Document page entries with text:

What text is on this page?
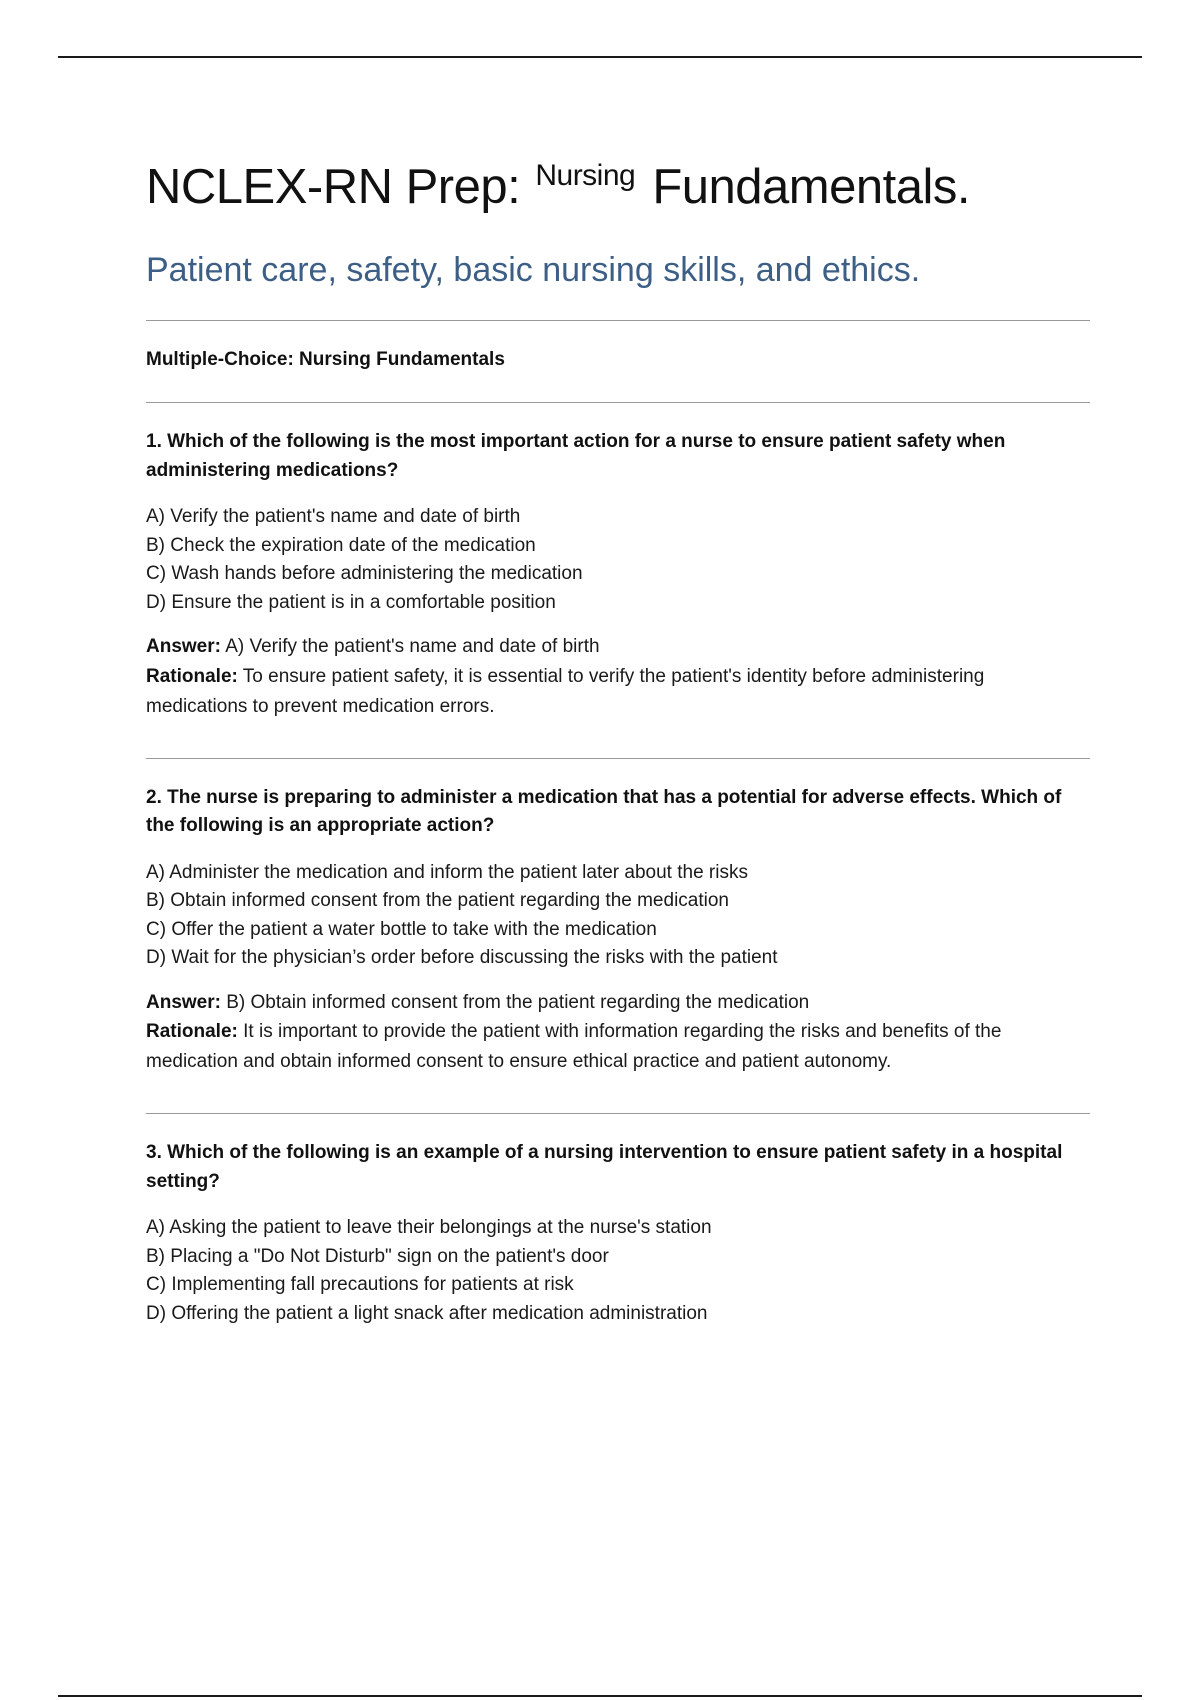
NCLEX-RN Prep: $^{Nursing}$ Fundamentals.

Patient care, safety, basic nursing skills, and ethics.

Multiple-Choice: Nursing Fundamentals

1. Which of the following is the most important action for a nurse to ensure patient safety when administering medications?

A) Verify the patient's name and date of birth
B) Check the expiration date of the medication
C) Wash hands before administering the medication
D) Ensure the patient is in a comfortable position

Answer: A) Verify the patient's name and date of birth

Rationale: To ensure patient safety, it is essential to verify the patient's identity before administering medications to prevent medication errors.

2. The nurse is preparing to administer a medication that has a potential for adverse effects. Which of the following is an appropriate action?

A) Administer the medication and inform the patient later about the risks
B) Obtain informed consent from the patient regarding the medication
C) Offer the patient a water bottle to take with the medication
D) Wait for the physician’s order before discussing the risks with the patient

Answer: B) Obtain informed consent from the patient regarding the medication

Rationale: It is important to provide the patient with information regarding the risks and benefits of the medication and obtain informed consent to ensure ethical practice and patient autonomy.

3. Which of the following is an example of a nursing intervention to ensure patient safety in a hospital setting?

A) Asking the patient to leave their belongings at the nurse's station
B) Placing a "Do Not Disturb" sign on the patient's door
C) Implementing fall precautions for patients at risk
D) Offering the patient a light snack after medication administration
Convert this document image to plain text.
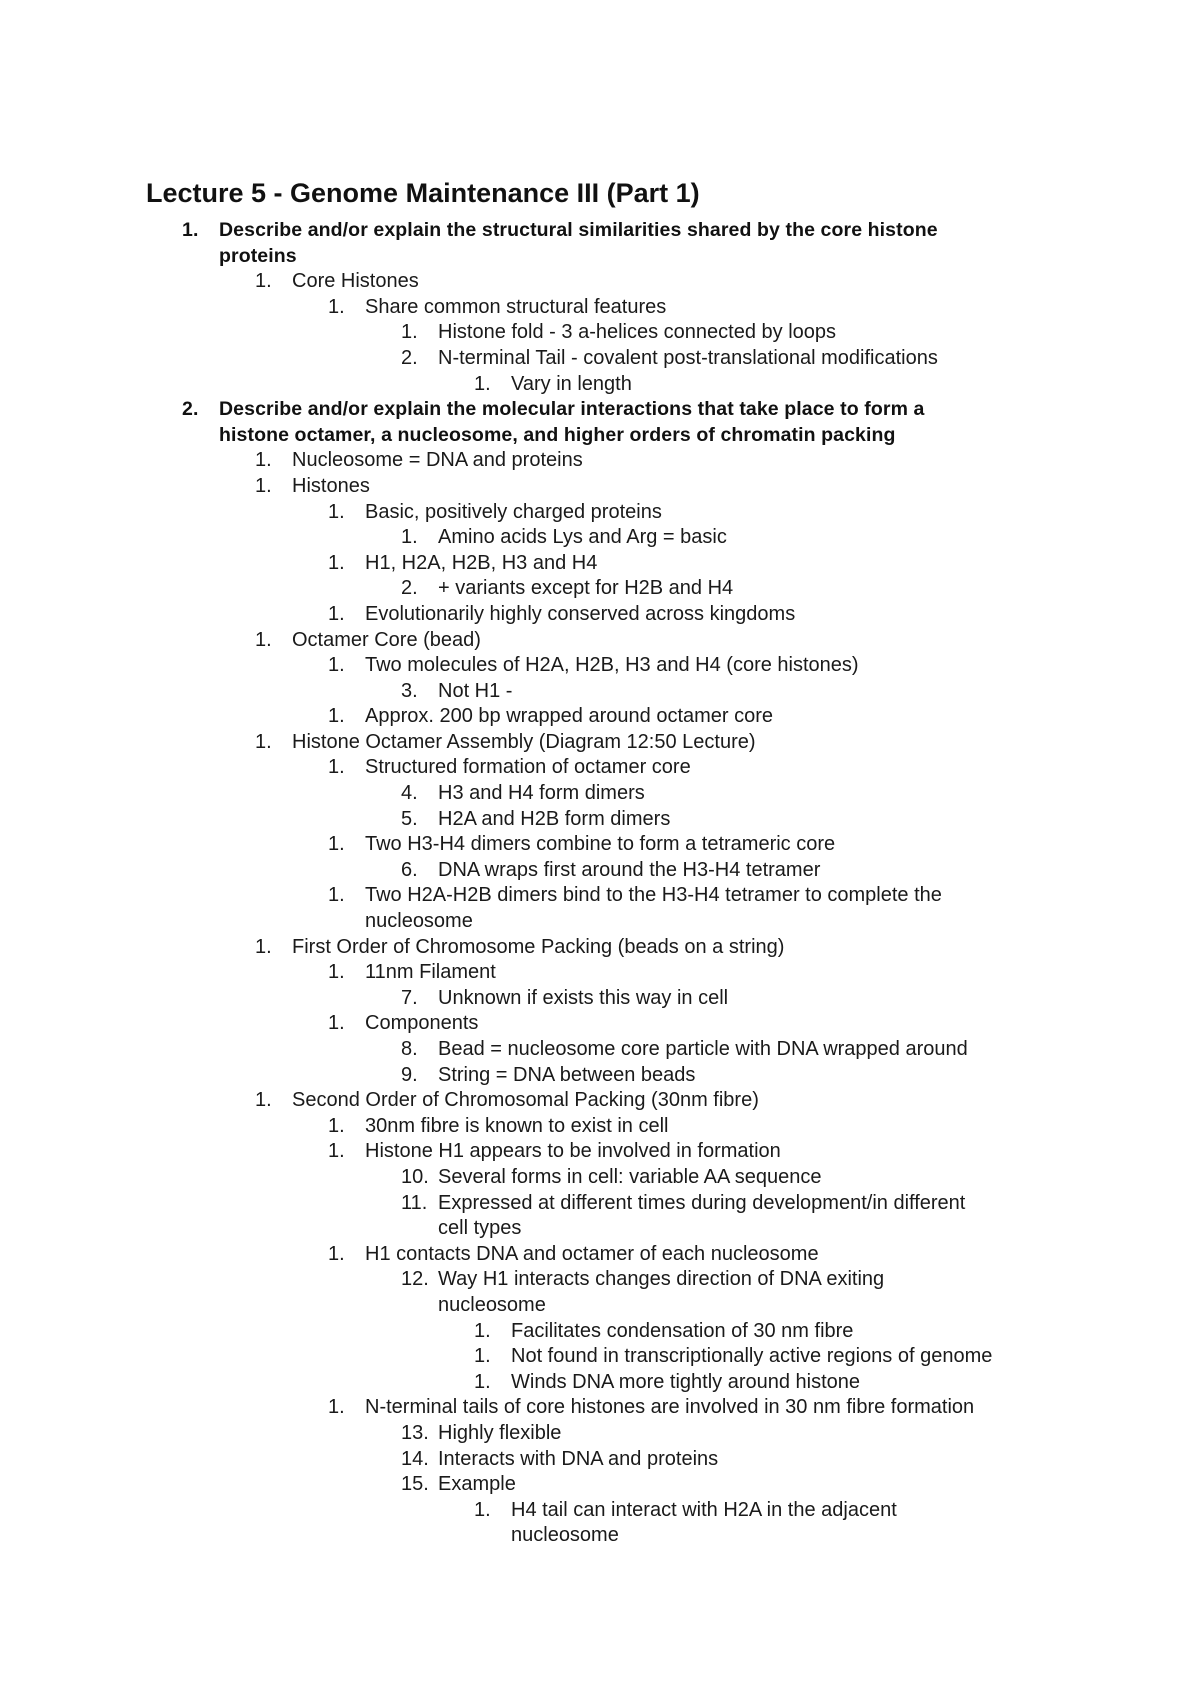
Lecture 5 - Genome Maintenance III (Part 1)
1. Describe and/or explain the structural similarities shared by the core histone
proteins
1. Core Histones
1. Share common structural features
1. Histone fold - 3 a-helices connected by loops
2. N-terminal Tail - covalent post-translational modifications
1. Vary in length
2. Describe and/or explain the molecular interactions that take place to form a
histone octamer, a nucleosome, and higher orders of chromatin packing
1. Nucleosome = DNA and proteins
1. Histones
1. Basic, positively charged proteins
1. Amino acids Lys and Arg = basic
1. H1, H2A, H2B, H3 and H4
2. + variants except for H2B and H4
1. Evolutionarily highly conserved across kingdoms
1. Octamer Core (bead)
1. Two molecules of H2A, H2B, H3 and H4 (core histones)
3. Not H1 -
1. Approx. 200 bp wrapped around octamer core
1. Histone Octamer Assembly (Diagram 12:50 Lecture)
1. Structured formation of octamer core
4. H3 and H4 form dimers
5. H2A and H2B form dimers
1. Two H3-H4 dimers combine to form a tetrameric core
6. DNA wraps first around the H3-H4 tetramer
1. Two H2A-H2B dimers bind to the H3-H4 tetramer to complete the
nucleosome
1. First Order of Chromosome Packing (beads on a string)
1. 11nm Filament
7. Unknown if exists this way in cell
1. Components
8. Bead = nucleosome core particle with DNA wrapped around
9. String = DNA between beads
1. Second Order of Chromosomal Packing (30nm fibre)
1. 30nm fibre is known to exist in cell
1. Histone H1 appears to be involved in formation
10. Several forms in cell: variable AA sequence
11. Expressed at different times during development/in different
cell types
1. H1 contacts DNA and octamer of each nucleosome
12. Way H1 interacts changes direction of DNA exiting
nucleosome
1. Facilitates condensation of 30 nm fibre
1. Not found in transcriptionally active regions of genome
1. Winds DNA more tightly around histone
1. N-terminal tails of core histones are involved in 30 nm fibre formation
13. Highly flexible
14. Interacts with DNA and proteins
15. Example
1. H4 tail can interact with H2A in the adjacent
nucleosome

• Work required: Provide the number of lines in the entries above on which the string "birth" is found, and no other text.

• Your solution: 2